- Provided text:
——

4. **Persist** the new hash map to Redis at the end (atomic — old map stays until new one is fully written).
5. **`Project` API** — expose `was_incremental: bool` and `files_changed: list[str]` for callers.
6. **CLI** — `cgraph index .` defaults to incremental when a graph already exists for `(project, branch)`; new `--full` flag forces a full re-index.
7. **MCP tool** — `index_repo(..., incremental=True)` is the default (consumed by #652 T4); response includes `mode: \"full\"|\"incremental\"` and `files_changed: list[str]`.

## Edge cases handled

- First-time indexing of a branch → falls back to full
- Hash store missing or corrupted → falls back to full with a warning logged to stderr
- File renames → treated as delete + add (rename detection deferred to Phase 2)
- Aborted previous run leaving stale hashes → next full run overwrites

## Scope (out)

- Per-file second-pass / LSP optimization (Phase 2).

——

Source records:
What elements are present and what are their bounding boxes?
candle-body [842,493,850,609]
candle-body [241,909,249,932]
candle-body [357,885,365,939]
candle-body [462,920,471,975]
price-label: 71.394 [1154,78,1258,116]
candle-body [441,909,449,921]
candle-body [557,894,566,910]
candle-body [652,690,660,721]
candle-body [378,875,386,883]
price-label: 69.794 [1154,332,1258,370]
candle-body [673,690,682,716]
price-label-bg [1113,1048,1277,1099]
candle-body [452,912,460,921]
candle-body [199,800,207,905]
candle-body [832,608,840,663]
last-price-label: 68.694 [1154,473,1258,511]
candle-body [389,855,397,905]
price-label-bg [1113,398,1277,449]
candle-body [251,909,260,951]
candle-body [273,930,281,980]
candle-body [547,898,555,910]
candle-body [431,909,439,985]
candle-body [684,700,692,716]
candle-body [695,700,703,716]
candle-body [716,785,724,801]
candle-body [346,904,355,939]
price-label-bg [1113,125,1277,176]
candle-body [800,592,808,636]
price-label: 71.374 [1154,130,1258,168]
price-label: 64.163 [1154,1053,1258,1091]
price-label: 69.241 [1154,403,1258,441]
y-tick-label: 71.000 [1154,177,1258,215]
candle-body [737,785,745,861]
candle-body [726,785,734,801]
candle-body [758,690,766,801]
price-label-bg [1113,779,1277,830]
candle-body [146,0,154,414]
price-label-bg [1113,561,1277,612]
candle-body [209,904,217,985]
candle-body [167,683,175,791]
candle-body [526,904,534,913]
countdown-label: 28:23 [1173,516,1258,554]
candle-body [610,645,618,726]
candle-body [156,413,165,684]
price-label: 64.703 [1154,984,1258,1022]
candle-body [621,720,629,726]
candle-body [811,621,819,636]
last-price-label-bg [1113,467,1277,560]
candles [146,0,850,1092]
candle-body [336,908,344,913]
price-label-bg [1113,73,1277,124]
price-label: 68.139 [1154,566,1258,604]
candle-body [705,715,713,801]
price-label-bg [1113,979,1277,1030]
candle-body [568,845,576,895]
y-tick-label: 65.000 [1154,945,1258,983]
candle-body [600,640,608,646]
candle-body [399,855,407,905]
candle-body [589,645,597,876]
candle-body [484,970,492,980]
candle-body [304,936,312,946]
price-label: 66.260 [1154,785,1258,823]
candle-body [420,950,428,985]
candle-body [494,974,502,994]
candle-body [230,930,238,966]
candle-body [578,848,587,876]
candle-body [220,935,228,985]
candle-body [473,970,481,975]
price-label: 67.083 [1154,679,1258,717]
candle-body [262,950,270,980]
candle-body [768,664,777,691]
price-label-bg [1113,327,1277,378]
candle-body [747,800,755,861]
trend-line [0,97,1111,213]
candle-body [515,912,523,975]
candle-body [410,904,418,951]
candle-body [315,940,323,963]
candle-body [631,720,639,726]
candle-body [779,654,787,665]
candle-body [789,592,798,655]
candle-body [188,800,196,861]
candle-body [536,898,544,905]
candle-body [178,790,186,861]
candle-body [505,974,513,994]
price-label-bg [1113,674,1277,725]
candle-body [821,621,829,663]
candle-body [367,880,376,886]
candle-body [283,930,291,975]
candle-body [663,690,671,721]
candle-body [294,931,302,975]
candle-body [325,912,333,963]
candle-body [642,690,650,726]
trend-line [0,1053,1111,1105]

——

- What to do:
**a.** Translate the following sentence from the indexing notes into Spanish: "Persist the new hash map to Redis at the end (atomic — old map stays until new one is fully written)."
**b.** Reproduce the indexing notes verbatim from "- First-time indexing" to "to Phase 2)".

- The responses:
**a.** Persiste el nuevo mapa de hashes en Redis al final (de forma atómica: el mapa anterior se conserva hasta que el nuevo esté escrito por completo).

**b.**
- First-time indexing of a branch → falls back to full
- Hash store missing or corrupted → falls back to full with a warning logged to stderr
- File renames → treated as delete + add (rename detection deferred to Phase 2)